[START OF Input rows]

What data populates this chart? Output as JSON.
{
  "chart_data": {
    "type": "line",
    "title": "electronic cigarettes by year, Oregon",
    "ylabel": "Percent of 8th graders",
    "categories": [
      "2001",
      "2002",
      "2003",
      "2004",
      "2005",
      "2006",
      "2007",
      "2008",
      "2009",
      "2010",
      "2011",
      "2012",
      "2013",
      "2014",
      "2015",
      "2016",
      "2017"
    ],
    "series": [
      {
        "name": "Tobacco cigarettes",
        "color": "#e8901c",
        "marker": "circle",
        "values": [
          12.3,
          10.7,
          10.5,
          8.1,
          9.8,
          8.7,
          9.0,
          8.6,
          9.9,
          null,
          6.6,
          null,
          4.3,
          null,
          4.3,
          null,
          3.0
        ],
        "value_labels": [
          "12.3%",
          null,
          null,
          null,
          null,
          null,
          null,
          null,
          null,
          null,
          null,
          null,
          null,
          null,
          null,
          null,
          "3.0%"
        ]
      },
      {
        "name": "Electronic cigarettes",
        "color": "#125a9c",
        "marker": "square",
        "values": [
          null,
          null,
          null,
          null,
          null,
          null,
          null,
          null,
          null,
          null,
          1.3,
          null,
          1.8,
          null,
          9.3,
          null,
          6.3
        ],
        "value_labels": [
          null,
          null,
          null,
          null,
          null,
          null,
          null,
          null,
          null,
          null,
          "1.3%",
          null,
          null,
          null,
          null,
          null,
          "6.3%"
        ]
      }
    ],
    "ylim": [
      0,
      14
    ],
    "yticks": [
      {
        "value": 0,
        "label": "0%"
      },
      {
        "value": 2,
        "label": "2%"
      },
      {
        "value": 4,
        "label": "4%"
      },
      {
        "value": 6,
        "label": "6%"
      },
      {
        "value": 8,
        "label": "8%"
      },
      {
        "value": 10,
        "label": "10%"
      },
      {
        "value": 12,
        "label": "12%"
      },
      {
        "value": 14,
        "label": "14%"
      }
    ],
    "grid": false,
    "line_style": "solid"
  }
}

[END OF Input rows]

Stated task:
List the lines of the entries that include "name".

Final result:
        "name": "Tobacco cigarettes",
        "name": "Electronic cigarettes",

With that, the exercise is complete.